TASK INSTRUCTIONS. For the data below, report the number of lines that contain the string "marker" and nothing else.

[START PROVIDED INFORMATION]

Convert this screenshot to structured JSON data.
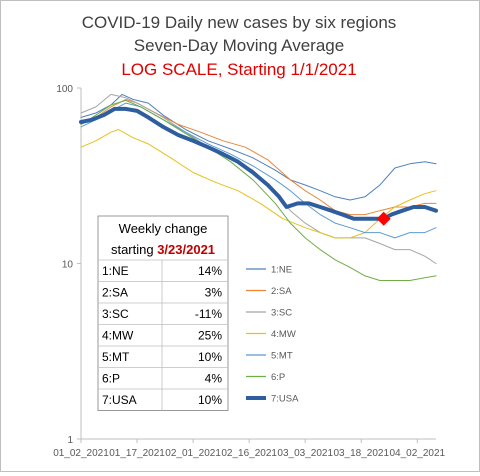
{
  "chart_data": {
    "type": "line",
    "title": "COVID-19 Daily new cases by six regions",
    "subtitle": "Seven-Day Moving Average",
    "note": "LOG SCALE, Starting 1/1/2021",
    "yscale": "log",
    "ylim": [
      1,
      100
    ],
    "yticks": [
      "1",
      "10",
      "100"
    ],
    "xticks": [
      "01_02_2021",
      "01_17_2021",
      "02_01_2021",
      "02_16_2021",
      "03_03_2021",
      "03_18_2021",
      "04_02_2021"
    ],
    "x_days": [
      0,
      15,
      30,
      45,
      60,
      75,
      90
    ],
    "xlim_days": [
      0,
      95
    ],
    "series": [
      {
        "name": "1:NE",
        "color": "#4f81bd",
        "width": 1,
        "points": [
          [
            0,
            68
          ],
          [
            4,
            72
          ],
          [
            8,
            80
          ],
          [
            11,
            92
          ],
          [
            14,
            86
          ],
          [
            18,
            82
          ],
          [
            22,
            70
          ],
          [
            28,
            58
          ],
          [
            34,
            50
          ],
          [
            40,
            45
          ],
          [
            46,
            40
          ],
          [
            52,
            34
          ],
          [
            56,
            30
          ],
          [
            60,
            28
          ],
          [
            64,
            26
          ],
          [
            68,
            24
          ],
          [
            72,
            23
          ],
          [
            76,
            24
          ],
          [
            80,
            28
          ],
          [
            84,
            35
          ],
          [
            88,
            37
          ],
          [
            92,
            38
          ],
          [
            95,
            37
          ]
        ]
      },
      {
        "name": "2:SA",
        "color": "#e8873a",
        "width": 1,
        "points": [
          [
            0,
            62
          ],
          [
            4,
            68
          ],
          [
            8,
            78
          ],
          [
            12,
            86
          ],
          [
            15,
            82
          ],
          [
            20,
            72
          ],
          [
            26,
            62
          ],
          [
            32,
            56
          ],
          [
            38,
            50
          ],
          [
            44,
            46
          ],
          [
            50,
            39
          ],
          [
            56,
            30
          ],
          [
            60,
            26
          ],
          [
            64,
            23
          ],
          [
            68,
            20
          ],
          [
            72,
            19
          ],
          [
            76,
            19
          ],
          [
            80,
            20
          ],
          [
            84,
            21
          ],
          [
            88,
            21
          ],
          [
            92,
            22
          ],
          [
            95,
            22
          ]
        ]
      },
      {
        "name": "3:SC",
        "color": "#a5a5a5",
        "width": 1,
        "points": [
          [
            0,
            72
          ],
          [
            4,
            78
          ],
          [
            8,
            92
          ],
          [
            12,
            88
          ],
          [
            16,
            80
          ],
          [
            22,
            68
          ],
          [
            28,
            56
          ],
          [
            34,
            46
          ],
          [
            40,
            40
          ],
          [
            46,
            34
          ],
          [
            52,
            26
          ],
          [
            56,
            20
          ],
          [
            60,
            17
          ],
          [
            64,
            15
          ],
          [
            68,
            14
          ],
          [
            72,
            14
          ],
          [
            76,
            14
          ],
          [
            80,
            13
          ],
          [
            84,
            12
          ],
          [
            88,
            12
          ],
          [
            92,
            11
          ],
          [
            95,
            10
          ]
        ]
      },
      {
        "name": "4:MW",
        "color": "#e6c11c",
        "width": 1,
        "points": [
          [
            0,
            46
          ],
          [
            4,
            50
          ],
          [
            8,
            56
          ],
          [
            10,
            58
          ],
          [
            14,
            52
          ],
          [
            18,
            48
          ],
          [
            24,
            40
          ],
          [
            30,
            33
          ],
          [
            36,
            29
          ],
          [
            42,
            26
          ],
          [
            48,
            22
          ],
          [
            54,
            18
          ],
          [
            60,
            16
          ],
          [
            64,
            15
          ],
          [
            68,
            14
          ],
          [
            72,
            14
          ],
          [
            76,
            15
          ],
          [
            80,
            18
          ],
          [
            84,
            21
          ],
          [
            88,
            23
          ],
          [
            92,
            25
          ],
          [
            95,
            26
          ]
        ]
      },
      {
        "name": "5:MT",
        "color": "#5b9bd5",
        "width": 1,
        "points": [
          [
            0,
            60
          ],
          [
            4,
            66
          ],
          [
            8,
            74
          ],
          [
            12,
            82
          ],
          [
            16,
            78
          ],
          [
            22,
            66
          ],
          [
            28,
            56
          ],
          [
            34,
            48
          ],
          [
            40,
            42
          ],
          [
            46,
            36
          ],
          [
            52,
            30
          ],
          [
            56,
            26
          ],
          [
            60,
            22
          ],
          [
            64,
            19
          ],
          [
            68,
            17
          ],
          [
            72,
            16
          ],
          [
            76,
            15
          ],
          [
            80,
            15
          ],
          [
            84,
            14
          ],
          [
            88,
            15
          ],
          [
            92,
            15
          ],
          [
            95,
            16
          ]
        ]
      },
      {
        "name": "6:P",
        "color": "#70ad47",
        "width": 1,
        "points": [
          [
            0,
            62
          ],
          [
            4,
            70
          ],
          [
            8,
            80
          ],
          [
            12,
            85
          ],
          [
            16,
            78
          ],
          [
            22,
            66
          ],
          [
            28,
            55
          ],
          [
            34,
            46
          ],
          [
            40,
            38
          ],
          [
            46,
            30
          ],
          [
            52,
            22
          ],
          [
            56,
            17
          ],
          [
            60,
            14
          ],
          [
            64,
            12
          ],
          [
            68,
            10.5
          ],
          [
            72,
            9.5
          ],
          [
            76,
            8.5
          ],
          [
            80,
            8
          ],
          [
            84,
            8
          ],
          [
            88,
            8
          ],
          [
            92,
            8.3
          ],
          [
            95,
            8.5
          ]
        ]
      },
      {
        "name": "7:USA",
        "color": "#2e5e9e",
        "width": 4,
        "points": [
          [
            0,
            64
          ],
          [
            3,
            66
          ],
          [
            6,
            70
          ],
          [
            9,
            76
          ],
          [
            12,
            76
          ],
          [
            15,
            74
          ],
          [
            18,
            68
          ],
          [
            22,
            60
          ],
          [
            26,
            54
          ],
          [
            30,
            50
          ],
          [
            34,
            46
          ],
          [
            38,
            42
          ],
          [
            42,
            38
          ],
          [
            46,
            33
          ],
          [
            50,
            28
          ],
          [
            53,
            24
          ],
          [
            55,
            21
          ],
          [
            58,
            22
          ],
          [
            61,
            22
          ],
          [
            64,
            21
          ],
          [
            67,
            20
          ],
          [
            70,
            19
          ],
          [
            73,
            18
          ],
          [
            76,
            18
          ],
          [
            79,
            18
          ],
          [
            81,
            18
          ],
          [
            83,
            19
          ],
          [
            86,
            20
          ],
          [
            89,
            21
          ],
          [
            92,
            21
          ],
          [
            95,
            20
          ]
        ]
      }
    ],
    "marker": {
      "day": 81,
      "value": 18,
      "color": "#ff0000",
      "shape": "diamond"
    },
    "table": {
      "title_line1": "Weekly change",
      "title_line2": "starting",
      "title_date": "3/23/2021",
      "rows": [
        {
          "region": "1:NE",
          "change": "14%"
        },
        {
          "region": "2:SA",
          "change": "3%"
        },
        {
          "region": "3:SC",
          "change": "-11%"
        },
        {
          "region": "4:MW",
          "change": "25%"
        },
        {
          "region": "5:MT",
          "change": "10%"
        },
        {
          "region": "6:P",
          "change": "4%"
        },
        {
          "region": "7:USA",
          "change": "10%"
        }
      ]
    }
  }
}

[END PROVIDED INFORMATION]
[START PROVIDED INFORMATION]

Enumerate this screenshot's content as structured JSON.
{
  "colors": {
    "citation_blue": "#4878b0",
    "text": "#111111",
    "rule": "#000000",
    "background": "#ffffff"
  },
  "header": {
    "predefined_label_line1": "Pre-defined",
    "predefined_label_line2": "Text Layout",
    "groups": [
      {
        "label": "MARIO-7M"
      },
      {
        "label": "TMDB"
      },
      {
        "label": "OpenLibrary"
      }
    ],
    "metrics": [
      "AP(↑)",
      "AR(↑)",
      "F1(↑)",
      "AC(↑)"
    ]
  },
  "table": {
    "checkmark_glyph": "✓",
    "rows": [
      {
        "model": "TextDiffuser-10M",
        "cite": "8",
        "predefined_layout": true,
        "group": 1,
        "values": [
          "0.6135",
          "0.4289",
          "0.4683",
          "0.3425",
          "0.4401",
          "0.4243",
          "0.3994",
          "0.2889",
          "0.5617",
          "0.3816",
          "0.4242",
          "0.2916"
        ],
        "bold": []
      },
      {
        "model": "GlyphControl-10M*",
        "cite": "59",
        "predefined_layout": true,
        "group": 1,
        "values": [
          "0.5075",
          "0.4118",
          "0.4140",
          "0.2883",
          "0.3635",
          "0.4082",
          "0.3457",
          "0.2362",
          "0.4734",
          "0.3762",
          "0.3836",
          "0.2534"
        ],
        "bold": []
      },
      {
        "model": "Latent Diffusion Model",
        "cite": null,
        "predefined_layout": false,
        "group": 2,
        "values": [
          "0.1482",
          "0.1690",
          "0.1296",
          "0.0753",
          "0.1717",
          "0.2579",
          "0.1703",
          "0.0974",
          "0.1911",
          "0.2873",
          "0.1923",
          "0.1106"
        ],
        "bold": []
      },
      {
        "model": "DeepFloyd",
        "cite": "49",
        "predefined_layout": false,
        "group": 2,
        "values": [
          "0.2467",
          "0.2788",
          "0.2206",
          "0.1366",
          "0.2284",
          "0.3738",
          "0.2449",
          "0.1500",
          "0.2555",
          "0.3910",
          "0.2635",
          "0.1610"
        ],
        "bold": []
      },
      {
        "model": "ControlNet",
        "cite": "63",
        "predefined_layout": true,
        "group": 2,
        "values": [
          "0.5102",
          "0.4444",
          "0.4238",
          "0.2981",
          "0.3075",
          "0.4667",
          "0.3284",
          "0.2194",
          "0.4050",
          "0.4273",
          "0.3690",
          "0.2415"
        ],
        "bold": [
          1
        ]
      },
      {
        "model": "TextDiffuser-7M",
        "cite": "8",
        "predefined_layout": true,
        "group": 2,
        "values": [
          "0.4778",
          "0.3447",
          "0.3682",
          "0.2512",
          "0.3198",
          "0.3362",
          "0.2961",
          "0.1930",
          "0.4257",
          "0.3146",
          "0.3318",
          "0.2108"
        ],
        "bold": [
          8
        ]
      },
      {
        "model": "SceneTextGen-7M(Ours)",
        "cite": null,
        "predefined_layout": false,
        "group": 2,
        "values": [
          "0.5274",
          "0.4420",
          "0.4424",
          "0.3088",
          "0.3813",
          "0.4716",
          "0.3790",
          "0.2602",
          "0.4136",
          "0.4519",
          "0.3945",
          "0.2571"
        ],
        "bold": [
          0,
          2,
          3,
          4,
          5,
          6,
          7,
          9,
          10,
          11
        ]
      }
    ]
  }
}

[END PROVIDED INFORMATION]
[START PROVIDED INFORMATION]

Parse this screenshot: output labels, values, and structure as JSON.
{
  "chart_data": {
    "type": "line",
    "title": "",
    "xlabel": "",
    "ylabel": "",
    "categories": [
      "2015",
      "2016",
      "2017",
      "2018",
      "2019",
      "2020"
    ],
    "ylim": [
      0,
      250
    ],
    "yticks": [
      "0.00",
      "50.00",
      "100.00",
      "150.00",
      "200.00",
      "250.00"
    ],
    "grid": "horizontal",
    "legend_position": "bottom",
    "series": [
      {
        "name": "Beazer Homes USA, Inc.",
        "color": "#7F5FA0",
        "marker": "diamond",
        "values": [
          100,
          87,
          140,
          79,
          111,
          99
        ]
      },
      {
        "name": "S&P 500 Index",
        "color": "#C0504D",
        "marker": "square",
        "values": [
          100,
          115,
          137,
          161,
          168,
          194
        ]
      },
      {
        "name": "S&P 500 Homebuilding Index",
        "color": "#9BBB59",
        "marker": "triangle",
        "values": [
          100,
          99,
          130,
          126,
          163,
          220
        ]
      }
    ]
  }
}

[END PROVIDED INFORMATION]

ANSWER FOR THIS EXERCISE. 4